# START OF Data
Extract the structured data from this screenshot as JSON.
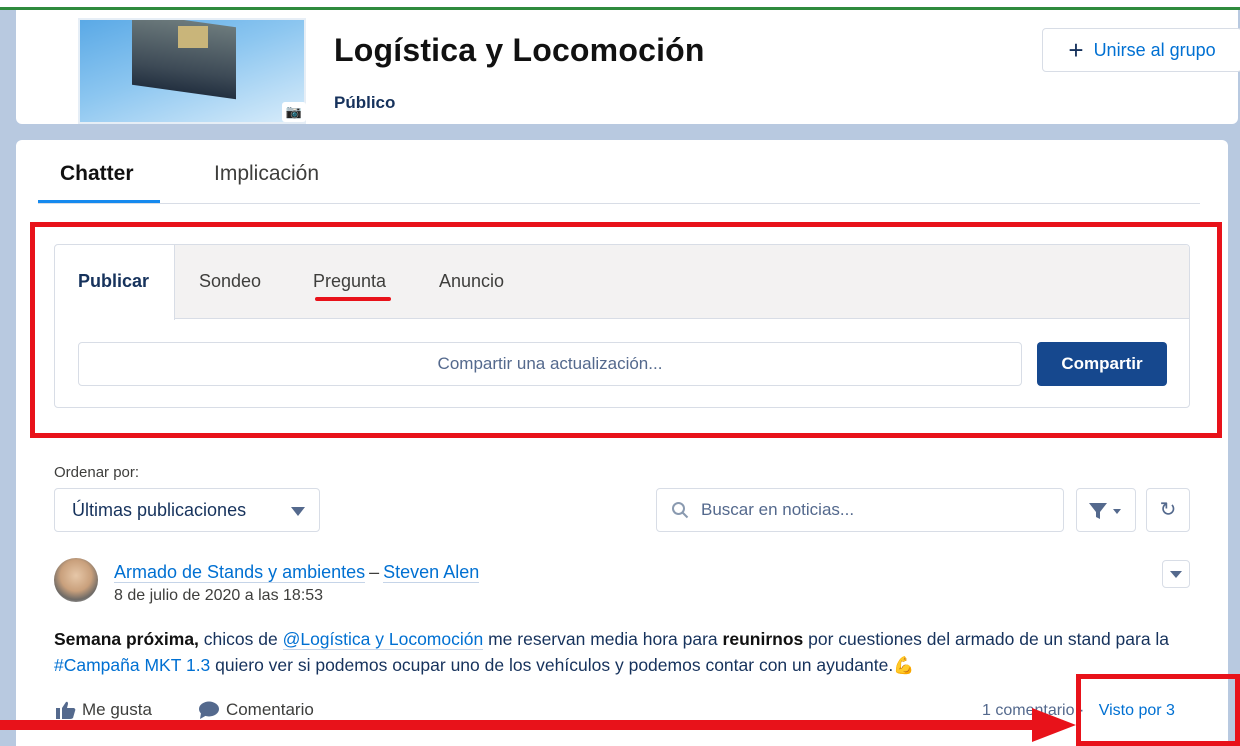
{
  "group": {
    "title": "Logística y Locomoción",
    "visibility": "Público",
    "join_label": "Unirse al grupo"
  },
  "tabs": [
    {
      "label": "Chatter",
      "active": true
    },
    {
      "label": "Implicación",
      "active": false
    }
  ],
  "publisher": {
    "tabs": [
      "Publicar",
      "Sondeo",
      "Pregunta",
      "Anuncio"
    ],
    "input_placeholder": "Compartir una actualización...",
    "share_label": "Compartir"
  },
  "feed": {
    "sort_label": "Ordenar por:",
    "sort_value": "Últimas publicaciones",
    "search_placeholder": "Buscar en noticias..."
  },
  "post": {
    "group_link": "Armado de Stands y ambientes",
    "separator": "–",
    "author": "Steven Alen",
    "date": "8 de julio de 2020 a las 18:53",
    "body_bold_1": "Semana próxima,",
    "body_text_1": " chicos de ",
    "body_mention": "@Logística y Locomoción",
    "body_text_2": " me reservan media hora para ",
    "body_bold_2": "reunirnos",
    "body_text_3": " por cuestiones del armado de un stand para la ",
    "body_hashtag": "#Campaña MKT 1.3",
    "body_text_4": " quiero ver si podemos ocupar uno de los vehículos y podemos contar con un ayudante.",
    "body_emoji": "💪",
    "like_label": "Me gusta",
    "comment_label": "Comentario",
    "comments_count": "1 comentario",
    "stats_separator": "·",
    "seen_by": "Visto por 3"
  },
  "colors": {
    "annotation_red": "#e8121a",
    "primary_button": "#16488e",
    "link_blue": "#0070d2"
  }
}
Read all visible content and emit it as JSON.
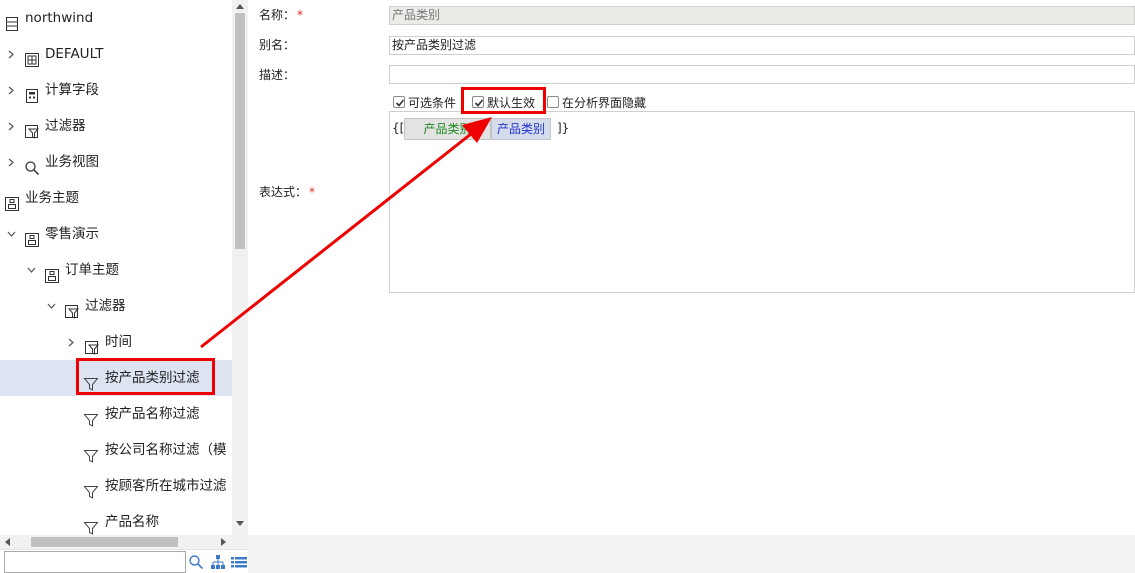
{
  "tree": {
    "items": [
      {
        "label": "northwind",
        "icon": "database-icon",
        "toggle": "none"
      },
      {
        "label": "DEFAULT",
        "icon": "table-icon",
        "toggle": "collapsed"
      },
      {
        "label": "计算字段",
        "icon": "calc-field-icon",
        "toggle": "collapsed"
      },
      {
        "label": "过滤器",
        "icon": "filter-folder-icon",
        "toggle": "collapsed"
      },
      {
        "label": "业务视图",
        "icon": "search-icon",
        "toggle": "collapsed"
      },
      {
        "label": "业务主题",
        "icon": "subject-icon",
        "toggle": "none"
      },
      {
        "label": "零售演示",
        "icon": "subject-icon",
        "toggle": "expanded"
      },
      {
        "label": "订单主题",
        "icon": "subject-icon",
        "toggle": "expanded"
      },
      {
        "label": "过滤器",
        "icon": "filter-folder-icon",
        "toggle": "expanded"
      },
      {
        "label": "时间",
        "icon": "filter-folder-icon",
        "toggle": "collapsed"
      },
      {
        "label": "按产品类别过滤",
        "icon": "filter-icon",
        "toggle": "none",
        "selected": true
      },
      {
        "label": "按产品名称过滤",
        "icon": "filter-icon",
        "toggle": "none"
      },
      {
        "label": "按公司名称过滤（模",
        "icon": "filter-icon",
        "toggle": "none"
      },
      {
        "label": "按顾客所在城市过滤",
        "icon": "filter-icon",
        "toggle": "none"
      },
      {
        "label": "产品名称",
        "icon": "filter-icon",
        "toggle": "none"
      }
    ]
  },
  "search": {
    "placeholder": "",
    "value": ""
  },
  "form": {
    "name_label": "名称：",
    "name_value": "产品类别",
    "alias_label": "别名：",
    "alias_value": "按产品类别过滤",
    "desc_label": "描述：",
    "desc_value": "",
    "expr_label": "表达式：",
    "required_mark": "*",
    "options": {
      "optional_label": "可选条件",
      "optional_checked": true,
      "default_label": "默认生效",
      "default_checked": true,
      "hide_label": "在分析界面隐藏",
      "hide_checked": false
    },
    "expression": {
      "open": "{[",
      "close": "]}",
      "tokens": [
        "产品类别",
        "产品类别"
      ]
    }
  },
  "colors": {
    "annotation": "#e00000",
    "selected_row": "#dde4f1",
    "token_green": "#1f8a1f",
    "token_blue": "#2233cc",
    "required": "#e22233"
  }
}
# END OF Data
# START OF Data
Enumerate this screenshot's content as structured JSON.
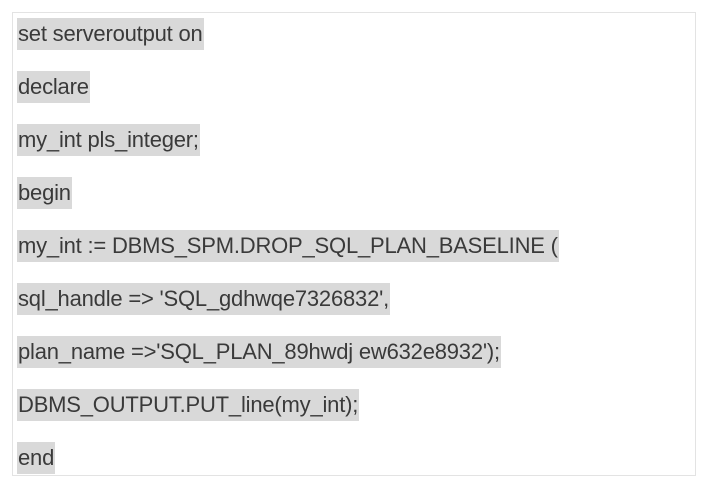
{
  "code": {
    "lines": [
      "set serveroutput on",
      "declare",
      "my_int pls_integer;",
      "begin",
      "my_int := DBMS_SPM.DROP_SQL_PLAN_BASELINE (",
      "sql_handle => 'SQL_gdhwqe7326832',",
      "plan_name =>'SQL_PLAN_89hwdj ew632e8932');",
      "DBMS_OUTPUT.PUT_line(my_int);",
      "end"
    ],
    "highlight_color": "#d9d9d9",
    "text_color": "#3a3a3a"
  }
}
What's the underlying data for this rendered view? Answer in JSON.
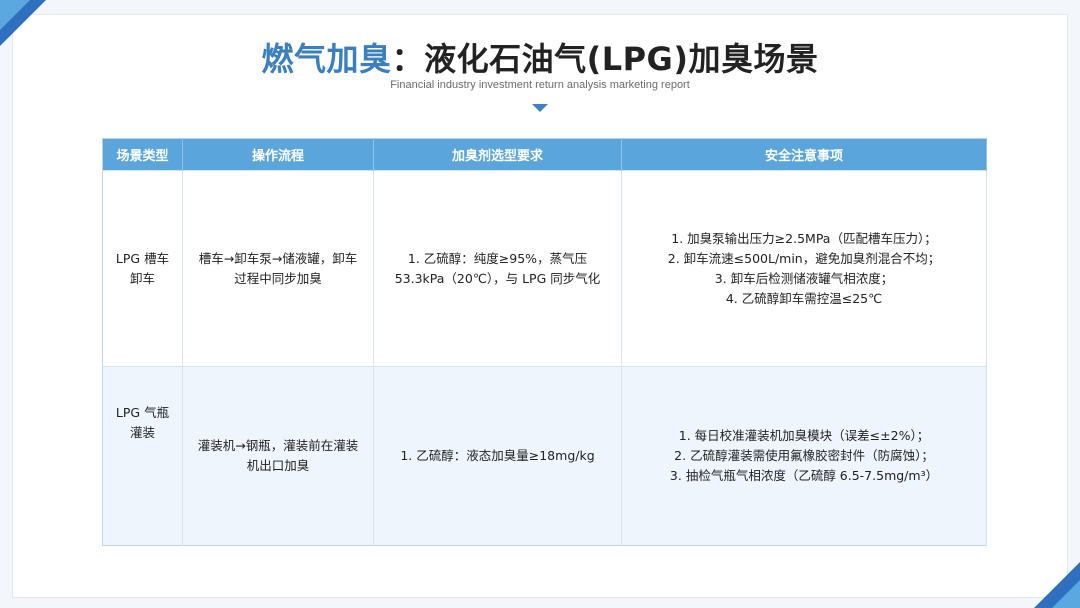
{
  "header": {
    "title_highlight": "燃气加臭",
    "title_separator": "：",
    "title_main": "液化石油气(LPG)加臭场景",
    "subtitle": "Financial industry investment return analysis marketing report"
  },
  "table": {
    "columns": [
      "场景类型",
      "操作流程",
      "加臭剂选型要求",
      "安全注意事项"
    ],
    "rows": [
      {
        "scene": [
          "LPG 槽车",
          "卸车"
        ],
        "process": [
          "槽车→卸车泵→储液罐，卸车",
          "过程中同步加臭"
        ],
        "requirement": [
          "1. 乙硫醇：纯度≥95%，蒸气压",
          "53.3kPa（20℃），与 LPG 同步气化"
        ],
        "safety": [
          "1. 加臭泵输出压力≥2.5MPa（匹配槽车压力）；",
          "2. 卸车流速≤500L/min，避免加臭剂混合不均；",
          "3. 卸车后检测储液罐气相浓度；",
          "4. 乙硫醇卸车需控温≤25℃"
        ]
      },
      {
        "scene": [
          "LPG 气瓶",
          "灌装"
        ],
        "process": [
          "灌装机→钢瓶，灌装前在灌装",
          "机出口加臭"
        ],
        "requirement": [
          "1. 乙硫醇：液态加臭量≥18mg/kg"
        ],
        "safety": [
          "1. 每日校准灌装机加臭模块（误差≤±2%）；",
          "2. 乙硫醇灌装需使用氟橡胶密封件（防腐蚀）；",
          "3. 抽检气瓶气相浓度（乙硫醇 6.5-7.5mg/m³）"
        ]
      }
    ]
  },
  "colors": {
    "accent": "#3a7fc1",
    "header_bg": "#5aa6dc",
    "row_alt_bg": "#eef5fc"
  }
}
# END OF Data
# START OF Data
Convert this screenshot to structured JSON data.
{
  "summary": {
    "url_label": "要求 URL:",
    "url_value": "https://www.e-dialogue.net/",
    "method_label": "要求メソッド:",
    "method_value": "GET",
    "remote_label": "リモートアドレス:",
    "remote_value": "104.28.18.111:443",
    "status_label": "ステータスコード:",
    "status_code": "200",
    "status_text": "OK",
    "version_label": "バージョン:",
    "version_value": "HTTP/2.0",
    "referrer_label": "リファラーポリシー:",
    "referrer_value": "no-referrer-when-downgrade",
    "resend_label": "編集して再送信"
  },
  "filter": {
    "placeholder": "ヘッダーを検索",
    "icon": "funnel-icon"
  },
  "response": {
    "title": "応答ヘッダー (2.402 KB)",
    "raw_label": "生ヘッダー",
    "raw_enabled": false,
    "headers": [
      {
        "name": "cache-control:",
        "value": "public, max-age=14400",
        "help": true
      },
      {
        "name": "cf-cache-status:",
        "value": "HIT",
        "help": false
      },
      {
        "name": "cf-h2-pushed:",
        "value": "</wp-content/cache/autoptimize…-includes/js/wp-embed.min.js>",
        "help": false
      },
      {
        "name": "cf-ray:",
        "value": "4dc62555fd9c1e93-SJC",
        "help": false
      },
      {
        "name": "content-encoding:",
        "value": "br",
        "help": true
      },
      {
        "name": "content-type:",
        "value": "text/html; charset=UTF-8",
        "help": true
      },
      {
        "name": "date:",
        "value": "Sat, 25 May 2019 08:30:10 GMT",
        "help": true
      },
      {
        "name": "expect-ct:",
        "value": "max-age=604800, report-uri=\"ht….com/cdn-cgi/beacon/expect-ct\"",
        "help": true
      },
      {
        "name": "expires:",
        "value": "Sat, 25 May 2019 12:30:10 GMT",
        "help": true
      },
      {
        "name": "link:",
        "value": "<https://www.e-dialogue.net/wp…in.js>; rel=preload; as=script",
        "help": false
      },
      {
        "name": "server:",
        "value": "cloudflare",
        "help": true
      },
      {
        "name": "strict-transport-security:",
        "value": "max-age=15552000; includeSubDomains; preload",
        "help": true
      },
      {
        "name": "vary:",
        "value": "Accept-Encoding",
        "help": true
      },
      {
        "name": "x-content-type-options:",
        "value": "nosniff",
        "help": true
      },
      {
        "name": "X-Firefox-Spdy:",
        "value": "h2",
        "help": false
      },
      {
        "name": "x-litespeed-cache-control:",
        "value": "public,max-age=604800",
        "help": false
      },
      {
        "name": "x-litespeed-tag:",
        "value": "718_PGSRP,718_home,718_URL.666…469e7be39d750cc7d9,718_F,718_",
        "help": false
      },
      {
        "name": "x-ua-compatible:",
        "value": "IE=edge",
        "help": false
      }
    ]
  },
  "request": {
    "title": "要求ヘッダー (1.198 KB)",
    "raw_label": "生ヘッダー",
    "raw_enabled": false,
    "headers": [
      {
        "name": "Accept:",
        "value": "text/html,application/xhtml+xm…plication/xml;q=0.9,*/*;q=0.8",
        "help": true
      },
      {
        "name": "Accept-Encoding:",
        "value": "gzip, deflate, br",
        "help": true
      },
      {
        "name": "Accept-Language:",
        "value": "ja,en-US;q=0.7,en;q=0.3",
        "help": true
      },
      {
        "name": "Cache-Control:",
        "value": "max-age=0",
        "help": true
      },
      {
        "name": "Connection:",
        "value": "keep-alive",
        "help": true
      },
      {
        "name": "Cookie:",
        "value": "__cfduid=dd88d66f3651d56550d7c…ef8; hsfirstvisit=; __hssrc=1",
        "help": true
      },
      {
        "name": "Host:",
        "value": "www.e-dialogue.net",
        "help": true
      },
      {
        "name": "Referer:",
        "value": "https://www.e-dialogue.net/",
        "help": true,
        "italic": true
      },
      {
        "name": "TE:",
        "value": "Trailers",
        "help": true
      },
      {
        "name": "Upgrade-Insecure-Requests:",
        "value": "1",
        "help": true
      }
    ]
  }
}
# END OF Data
Report every line containing the word "litespeed" from the listing above.

◆ Exercise output ◆
        "name": "x-litespeed-cache-control:",
        "name": "x-litespeed-tag:",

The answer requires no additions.